**Element box annotations:**
<<<<
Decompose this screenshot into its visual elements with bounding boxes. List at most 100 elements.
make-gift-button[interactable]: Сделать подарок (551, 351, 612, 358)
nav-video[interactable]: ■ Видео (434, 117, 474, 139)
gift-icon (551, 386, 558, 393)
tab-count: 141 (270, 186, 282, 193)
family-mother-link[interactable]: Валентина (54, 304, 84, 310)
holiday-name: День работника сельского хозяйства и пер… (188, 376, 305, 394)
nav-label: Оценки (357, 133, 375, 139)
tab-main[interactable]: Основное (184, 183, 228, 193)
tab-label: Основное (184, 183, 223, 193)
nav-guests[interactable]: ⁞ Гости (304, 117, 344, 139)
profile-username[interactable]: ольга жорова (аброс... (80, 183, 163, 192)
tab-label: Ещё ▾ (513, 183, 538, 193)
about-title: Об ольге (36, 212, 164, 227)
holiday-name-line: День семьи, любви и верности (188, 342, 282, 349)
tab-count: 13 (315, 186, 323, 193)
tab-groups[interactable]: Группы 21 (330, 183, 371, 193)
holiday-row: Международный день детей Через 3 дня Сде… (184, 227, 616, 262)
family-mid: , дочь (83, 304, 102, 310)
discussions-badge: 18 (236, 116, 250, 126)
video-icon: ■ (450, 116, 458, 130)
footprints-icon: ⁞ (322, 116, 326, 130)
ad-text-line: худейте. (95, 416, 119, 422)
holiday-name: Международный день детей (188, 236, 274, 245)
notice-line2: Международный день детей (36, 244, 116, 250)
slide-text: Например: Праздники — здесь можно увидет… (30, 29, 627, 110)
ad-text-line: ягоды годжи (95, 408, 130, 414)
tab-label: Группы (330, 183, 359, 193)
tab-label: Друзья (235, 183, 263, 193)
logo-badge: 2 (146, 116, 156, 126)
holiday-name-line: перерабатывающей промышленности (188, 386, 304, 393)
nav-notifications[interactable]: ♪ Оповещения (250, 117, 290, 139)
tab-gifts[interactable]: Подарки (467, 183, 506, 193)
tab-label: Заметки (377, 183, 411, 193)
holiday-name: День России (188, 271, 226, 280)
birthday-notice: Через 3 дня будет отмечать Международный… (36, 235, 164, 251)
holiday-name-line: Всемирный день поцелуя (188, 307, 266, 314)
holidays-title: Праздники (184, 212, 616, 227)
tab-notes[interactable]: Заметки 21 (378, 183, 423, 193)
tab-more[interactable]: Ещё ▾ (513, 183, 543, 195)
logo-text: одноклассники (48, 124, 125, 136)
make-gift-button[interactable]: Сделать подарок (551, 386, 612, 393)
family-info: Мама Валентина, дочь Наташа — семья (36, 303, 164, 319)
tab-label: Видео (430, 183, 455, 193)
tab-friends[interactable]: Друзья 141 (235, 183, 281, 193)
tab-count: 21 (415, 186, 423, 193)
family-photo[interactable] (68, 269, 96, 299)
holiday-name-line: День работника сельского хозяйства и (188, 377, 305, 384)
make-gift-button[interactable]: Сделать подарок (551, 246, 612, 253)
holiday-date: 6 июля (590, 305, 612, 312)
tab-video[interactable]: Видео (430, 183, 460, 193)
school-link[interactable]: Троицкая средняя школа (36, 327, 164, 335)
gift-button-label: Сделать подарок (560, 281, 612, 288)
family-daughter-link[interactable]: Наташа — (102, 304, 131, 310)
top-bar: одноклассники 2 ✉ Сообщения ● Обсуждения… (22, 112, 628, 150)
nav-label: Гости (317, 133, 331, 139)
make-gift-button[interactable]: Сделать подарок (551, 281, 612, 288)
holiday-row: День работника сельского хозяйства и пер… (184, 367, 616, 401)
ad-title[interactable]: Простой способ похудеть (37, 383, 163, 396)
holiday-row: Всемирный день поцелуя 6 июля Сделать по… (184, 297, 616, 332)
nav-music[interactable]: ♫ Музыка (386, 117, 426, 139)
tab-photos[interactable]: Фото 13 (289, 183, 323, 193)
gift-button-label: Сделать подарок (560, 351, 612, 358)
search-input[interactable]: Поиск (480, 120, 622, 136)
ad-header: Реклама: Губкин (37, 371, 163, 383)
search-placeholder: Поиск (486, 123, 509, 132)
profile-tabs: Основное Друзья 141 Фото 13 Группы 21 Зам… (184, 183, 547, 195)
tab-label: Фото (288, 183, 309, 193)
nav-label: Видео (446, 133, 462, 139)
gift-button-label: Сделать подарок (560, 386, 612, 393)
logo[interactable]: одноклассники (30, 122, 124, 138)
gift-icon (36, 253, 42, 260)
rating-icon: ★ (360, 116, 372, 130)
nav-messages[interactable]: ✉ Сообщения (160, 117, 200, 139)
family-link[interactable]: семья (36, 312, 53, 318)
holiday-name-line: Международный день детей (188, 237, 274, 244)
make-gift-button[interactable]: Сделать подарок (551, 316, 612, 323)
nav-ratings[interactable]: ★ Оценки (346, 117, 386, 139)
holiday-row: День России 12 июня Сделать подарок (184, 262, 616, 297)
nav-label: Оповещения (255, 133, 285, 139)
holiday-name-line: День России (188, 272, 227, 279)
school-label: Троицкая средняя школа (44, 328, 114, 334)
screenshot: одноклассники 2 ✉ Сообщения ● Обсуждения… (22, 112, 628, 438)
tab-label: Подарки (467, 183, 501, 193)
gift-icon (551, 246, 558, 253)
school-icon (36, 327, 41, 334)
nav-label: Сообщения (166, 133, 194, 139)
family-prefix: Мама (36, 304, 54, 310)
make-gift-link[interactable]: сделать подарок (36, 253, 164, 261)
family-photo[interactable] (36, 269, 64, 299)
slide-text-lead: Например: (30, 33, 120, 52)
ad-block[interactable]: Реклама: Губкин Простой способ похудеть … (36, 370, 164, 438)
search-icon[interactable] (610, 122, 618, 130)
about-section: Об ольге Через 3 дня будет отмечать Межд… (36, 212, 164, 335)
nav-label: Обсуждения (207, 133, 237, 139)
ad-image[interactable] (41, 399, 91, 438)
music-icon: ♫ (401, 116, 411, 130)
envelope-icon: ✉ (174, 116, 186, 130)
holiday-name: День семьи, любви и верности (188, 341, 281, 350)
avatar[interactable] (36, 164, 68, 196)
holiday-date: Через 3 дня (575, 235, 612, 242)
>>>>
<<<<
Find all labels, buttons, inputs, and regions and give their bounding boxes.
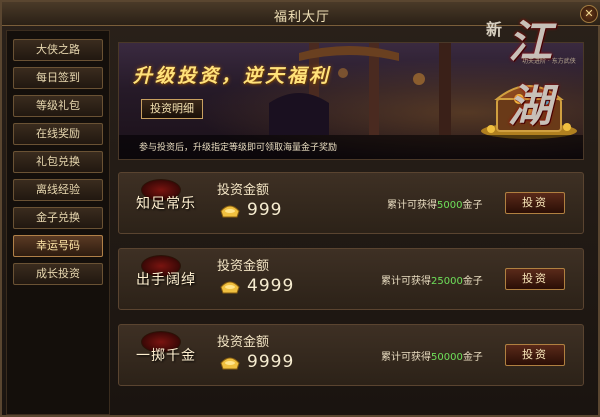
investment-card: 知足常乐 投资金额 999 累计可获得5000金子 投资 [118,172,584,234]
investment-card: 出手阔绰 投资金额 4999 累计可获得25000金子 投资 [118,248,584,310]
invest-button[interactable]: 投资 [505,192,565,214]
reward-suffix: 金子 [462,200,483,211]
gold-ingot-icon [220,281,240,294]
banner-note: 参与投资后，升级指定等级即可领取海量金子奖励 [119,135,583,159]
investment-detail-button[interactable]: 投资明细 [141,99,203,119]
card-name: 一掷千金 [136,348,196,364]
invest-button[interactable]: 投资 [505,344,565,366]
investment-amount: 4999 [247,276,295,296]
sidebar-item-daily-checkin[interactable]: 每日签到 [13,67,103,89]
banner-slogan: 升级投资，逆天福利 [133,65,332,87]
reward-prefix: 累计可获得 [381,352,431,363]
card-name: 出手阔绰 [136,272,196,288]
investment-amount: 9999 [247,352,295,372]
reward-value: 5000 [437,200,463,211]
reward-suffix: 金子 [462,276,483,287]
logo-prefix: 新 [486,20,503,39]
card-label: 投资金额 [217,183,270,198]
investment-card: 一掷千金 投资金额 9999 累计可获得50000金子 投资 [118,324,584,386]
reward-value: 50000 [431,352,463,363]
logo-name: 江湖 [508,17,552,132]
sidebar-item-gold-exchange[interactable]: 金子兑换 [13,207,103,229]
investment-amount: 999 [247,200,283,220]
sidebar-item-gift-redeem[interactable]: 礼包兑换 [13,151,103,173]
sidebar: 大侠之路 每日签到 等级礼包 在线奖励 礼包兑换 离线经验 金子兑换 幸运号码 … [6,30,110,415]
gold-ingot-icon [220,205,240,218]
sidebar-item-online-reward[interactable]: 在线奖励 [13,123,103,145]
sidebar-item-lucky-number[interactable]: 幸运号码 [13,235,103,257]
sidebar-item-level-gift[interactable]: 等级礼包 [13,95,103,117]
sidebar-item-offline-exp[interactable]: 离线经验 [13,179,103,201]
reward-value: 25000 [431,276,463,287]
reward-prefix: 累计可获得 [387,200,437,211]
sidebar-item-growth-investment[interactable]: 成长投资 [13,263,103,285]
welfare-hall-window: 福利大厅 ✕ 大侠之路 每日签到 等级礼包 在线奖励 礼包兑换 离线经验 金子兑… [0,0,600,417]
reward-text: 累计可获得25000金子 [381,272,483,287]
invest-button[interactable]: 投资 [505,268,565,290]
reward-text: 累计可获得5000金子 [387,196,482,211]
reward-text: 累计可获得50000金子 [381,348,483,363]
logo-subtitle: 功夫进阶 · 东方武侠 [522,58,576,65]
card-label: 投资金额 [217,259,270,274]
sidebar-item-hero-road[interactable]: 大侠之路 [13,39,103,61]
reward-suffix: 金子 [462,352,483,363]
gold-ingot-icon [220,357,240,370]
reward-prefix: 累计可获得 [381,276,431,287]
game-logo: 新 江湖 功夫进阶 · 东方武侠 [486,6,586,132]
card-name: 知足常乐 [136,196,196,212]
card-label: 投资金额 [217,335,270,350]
>>>>
**DIRECTIVE:** Format the part of the data that opens with the line containing "Decompose this screenshot" and closes with the line containing "family-mother-link[interactable]: Валентина (54, 304, 84, 310)" as a numbered list, leaving out blank lines.

**FINISHED ANSWER:**
1. Decompose this screenshot into its visual elements with bounding boxes. List at most 100 elements.
2. make-gift-button[interactable]: Сделать подарок (551, 351, 612, 358)
3. nav-video[interactable]: ■ Видео (434, 117, 474, 139)
4. gift-icon (551, 386, 558, 393)
5. tab-count: 141 (270, 186, 282, 193)
6. family-mother-link[interactable]: Валентина (54, 304, 84, 310)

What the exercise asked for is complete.